Leave out the pictures and repeat every record exactly.

***** RECORD LIST

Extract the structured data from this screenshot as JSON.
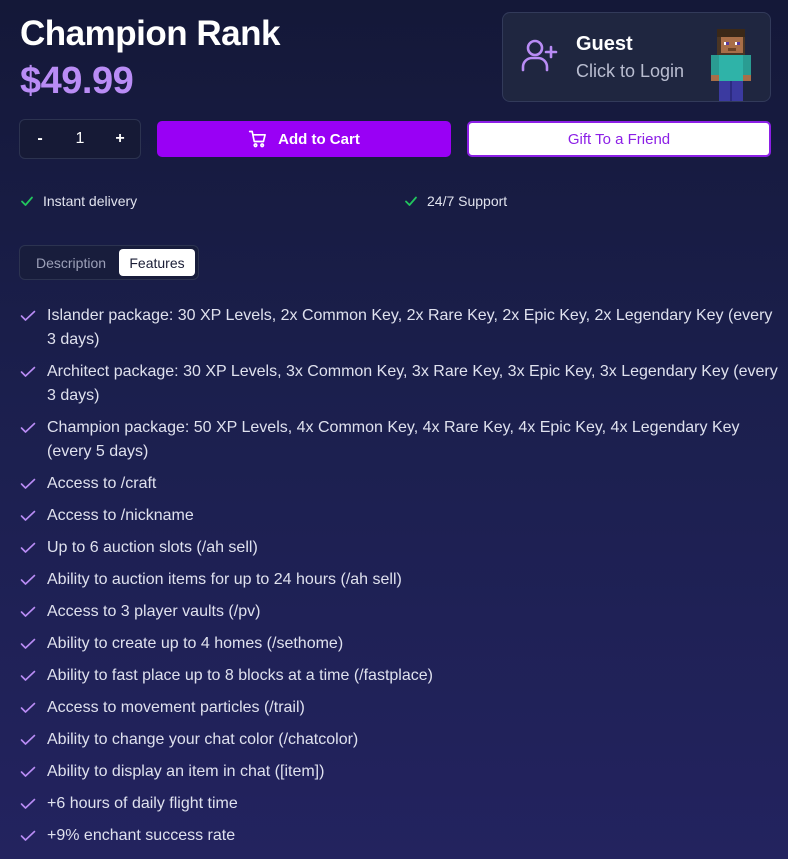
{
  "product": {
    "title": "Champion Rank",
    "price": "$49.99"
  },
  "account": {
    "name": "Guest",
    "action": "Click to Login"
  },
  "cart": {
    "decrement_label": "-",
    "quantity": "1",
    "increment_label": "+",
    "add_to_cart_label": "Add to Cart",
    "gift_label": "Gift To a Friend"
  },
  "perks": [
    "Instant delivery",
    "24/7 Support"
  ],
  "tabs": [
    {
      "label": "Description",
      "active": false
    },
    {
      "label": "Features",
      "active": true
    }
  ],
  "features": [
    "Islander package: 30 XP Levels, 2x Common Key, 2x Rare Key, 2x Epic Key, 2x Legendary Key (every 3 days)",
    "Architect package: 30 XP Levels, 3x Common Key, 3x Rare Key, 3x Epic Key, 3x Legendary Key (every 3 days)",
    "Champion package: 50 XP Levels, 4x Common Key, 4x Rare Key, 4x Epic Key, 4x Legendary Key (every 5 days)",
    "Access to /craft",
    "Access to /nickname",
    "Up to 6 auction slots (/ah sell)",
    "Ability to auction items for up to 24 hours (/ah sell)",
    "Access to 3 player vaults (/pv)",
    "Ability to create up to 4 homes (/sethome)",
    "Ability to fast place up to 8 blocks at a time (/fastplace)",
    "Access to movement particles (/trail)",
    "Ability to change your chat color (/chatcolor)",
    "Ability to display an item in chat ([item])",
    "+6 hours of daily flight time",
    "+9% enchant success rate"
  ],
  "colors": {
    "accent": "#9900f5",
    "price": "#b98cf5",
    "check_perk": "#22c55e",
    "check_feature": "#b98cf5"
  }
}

**********

TASK OUTPUT:
Extract the structured data from this screenshot as JSON.
{
  "product": {
    "title": "Champion Rank",
    "price": "$49.99"
  },
  "account": {
    "name": "Guest",
    "action": "Click to Login"
  },
  "cart": {
    "decrement_label": "-",
    "quantity": "1",
    "increment_label": "+",
    "add_to_cart_label": "Add to Cart",
    "gift_label": "Gift To a Friend"
  },
  "perks": [
    "Instant delivery",
    "24/7 Support"
  ],
  "tabs": [
    {
      "label": "Description",
      "active": false
    },
    {
      "label": "Features",
      "active": true
    }
  ],
  "features": [
    "Islander package: 30 XP Levels, 2x Common Key, 2x Rare Key, 2x Epic Key, 2x Legendary Key (every 3 days)",
    "Architect package: 30 XP Levels, 3x Common Key, 3x Rare Key, 3x Epic Key, 3x Legendary Key (every 3 days)",
    "Champion package: 50 XP Levels, 4x Common Key, 4x Rare Key, 4x Epic Key, 4x Legendary Key (every 5 days)",
    "Access to /craft",
    "Access to /nickname",
    "Up to 6 auction slots (/ah sell)",
    "Ability to auction items for up to 24 hours (/ah sell)",
    "Access to 3 player vaults (/pv)",
    "Ability to create up to 4 homes (/sethome)",
    "Ability to fast place up to 8 blocks at a time (/fastplace)",
    "Access to movement particles (/trail)",
    "Ability to change your chat color (/chatcolor)",
    "Ability to display an item in chat ([item])",
    "+6 hours of daily flight time",
    "+9% enchant success rate"
  ],
  "colors": {
    "accent": "#9900f5",
    "price": "#b98cf5",
    "check_perk": "#22c55e",
    "check_feature": "#b98cf5"
  }
}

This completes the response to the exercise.